Given instruction: What lines of the data include the string "screenshot"? Copy them all.

Provided material:
= = = = = = =
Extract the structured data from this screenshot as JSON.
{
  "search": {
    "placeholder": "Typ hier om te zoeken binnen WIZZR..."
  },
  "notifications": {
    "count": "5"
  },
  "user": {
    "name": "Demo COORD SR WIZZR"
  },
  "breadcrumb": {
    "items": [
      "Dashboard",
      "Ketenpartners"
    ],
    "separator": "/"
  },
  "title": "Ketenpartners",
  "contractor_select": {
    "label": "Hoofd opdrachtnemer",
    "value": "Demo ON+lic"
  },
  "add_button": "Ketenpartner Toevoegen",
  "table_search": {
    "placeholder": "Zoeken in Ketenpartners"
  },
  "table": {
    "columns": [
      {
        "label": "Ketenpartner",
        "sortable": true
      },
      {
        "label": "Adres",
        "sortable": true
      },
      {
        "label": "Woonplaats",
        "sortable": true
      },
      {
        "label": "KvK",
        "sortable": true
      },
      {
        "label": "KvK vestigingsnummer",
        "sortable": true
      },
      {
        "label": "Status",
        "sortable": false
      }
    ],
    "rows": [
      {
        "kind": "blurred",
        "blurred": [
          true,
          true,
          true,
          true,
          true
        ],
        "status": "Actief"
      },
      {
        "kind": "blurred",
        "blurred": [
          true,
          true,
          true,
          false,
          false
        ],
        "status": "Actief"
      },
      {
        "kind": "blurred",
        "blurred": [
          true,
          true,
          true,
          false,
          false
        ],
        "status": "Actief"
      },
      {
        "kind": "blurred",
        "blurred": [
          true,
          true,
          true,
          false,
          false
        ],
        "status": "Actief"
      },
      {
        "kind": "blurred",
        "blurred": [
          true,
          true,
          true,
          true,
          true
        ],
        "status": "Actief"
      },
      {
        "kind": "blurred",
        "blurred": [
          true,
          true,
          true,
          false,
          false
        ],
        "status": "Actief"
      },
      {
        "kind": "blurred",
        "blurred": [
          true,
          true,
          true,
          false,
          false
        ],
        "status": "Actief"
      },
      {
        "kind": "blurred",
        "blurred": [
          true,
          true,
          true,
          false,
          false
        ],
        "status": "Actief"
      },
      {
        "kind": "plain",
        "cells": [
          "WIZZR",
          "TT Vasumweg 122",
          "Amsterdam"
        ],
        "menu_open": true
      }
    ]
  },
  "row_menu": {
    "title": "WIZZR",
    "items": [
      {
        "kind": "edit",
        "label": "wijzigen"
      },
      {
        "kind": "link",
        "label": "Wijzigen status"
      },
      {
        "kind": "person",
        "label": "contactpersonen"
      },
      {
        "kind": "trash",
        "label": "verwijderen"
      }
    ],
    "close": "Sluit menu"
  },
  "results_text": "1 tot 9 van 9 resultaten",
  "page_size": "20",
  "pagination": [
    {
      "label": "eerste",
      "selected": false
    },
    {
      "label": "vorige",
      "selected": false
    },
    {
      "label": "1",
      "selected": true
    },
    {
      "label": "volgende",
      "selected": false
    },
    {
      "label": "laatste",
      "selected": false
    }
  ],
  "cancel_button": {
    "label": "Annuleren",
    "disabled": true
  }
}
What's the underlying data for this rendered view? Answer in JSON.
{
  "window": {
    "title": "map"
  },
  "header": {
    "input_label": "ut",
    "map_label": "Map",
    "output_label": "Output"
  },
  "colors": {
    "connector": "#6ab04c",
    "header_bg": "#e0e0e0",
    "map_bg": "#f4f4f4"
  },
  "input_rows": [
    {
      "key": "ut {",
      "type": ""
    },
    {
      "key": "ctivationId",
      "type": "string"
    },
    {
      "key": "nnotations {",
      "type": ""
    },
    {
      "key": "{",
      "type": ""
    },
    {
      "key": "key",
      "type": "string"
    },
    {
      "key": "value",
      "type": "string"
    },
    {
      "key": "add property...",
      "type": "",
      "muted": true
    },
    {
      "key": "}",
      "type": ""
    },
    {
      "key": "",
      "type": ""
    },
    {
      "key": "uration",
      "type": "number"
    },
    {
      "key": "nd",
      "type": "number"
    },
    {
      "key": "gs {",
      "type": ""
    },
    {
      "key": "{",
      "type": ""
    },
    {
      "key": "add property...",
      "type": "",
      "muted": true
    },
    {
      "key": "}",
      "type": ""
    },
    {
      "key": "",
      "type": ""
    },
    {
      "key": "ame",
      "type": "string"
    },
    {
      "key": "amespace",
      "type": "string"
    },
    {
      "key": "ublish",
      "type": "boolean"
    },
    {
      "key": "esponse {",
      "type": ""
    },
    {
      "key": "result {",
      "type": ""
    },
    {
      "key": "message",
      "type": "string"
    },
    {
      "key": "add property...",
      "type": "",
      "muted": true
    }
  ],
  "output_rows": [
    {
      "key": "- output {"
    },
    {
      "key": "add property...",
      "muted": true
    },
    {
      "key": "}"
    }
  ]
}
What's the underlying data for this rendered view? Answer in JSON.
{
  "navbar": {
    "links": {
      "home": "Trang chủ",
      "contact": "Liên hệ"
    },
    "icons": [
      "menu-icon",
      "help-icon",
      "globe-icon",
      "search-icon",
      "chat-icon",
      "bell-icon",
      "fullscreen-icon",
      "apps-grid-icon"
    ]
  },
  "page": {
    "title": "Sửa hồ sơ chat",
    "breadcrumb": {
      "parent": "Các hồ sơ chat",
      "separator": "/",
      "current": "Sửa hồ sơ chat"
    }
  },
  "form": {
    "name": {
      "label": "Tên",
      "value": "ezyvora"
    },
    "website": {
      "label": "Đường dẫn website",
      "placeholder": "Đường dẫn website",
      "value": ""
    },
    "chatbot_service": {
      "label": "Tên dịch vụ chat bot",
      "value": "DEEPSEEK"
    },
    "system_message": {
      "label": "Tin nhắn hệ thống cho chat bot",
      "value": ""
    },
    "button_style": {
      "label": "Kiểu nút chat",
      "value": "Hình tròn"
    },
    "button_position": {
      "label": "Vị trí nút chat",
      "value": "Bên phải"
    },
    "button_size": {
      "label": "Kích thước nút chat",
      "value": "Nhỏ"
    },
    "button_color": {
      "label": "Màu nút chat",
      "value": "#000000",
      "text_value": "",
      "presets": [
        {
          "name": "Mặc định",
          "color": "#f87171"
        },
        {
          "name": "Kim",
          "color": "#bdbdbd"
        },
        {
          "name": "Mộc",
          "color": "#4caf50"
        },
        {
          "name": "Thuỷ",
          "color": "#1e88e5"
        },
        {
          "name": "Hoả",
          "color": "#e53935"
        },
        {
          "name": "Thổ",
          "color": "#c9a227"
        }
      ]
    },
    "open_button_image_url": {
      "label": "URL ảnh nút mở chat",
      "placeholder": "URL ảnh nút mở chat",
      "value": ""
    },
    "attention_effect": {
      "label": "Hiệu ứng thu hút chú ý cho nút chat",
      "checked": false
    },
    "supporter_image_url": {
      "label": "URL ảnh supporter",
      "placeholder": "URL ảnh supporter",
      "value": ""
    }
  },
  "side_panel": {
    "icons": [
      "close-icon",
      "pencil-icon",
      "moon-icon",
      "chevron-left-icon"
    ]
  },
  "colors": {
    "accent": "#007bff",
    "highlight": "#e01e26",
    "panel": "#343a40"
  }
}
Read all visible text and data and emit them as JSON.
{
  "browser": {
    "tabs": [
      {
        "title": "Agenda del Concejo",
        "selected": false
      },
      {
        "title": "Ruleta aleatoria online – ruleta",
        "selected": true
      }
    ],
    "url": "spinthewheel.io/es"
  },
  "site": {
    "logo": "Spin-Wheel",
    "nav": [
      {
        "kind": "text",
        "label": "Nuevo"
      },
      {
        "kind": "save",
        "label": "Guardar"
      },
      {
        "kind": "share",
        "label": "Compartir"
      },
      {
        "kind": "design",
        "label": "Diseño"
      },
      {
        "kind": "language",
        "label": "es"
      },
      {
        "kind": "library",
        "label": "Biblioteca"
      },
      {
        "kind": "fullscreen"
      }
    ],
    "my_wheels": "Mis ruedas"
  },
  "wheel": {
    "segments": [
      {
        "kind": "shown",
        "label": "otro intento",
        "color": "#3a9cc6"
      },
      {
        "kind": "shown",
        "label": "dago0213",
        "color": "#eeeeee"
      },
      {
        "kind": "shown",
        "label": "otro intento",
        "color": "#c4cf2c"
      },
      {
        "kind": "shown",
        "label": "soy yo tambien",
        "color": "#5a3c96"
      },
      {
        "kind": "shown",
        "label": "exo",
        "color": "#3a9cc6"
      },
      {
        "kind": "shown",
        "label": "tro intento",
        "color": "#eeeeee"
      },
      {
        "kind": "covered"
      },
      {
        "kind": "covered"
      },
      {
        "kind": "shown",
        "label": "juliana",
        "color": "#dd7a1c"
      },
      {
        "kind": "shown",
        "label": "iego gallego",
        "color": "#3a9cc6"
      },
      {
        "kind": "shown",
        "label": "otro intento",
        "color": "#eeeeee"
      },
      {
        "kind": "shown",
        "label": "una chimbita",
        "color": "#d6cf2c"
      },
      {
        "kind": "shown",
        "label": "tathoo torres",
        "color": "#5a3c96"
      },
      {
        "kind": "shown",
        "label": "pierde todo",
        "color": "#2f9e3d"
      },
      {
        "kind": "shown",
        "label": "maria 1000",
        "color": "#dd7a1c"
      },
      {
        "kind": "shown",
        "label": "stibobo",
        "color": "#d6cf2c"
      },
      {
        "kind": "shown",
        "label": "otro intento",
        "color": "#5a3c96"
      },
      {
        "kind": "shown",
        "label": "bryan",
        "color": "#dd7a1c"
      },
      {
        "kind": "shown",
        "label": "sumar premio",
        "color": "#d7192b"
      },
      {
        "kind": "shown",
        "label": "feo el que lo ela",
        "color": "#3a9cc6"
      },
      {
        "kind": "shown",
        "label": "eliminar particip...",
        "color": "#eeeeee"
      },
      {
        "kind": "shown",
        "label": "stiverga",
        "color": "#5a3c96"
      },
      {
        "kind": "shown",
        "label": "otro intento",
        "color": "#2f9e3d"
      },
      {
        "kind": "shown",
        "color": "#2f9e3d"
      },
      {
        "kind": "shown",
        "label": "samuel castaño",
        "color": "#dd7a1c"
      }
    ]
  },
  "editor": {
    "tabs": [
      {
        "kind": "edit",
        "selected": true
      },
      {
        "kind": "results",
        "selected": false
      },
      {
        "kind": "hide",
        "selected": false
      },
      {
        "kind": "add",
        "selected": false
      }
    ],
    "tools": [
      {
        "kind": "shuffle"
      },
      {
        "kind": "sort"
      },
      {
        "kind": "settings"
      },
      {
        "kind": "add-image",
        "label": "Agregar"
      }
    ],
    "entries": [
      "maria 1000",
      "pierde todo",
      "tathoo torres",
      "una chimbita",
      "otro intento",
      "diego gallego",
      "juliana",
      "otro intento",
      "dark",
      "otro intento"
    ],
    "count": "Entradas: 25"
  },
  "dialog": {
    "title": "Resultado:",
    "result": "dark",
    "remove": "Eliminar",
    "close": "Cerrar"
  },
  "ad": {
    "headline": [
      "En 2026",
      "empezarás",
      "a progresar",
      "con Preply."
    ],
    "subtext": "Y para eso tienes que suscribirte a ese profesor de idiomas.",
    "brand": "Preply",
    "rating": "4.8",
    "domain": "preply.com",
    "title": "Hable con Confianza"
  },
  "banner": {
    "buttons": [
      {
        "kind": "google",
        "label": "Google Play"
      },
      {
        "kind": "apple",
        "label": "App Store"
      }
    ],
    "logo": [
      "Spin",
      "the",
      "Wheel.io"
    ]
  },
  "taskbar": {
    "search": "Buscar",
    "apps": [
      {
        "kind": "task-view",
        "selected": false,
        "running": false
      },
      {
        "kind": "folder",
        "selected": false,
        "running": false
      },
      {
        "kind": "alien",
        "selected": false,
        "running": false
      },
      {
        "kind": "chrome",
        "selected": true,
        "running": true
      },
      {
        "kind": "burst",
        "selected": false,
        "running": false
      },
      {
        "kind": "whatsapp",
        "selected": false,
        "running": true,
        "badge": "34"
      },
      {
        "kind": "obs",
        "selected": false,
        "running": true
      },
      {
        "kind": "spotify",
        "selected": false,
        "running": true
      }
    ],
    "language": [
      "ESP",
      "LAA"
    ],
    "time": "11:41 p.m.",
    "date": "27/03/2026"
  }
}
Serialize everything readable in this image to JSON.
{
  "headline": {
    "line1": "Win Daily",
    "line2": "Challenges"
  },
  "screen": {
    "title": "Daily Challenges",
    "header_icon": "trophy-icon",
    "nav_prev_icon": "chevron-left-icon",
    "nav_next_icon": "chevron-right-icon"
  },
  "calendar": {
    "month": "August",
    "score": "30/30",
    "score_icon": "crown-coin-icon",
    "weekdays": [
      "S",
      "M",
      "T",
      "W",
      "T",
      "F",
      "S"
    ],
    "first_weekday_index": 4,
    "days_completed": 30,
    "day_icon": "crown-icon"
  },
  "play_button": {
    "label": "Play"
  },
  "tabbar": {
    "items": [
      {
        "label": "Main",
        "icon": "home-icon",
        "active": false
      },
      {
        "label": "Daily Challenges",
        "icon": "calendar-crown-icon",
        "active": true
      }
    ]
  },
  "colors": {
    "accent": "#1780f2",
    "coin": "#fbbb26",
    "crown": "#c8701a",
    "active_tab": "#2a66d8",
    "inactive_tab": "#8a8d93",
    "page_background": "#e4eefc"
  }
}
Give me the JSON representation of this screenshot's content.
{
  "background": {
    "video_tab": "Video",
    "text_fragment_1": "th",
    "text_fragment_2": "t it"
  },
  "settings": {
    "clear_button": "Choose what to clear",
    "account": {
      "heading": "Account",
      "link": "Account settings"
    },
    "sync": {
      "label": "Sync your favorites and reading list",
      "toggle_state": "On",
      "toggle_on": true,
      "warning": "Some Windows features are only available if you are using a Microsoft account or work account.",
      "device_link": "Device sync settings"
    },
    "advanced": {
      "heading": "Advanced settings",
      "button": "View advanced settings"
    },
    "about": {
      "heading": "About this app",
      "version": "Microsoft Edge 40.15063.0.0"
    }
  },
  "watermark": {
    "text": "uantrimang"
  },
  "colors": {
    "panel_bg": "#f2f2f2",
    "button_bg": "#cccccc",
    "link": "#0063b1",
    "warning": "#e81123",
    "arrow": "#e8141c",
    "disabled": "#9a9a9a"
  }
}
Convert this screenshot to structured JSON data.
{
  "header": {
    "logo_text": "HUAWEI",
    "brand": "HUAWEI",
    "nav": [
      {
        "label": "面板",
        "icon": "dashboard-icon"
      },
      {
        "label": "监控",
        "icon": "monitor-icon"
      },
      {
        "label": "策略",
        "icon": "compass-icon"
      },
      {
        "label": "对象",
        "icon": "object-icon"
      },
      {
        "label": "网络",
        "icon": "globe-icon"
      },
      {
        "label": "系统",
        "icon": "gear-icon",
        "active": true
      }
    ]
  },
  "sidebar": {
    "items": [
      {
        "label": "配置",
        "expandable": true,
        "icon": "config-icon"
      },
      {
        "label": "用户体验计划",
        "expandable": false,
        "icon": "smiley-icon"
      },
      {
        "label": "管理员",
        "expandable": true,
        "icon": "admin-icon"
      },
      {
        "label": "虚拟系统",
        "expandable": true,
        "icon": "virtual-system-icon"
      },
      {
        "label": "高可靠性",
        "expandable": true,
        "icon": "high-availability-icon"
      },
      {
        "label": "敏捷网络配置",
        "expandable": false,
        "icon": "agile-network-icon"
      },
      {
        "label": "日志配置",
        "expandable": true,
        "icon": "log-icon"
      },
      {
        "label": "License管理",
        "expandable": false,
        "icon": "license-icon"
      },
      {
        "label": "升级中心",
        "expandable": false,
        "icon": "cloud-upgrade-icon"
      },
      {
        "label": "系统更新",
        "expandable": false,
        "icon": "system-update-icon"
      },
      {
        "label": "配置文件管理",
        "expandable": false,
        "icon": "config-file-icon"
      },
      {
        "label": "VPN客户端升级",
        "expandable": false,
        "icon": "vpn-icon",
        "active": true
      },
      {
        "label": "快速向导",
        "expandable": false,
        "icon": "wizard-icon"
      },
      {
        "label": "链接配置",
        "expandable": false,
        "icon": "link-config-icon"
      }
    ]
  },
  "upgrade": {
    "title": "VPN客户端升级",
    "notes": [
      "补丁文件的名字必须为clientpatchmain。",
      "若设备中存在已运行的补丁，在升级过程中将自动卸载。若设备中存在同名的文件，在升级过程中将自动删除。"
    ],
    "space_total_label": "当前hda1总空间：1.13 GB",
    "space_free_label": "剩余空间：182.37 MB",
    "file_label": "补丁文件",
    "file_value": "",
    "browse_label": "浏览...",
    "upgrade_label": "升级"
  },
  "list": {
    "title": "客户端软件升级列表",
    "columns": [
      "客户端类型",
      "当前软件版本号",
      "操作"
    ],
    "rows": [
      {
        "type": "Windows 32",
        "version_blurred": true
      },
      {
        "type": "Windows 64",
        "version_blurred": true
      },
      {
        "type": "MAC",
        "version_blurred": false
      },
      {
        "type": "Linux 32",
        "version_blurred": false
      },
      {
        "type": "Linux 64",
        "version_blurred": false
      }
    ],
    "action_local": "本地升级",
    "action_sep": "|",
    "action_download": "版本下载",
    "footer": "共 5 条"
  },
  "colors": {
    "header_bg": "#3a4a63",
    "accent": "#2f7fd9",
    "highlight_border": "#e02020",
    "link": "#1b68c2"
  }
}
= = = = = = =
Solution:
Extract the structured data from this screenshot as JSON.
Give me the JSON representation of this screenshot's content.
Convert this screenshot to structured JSON data.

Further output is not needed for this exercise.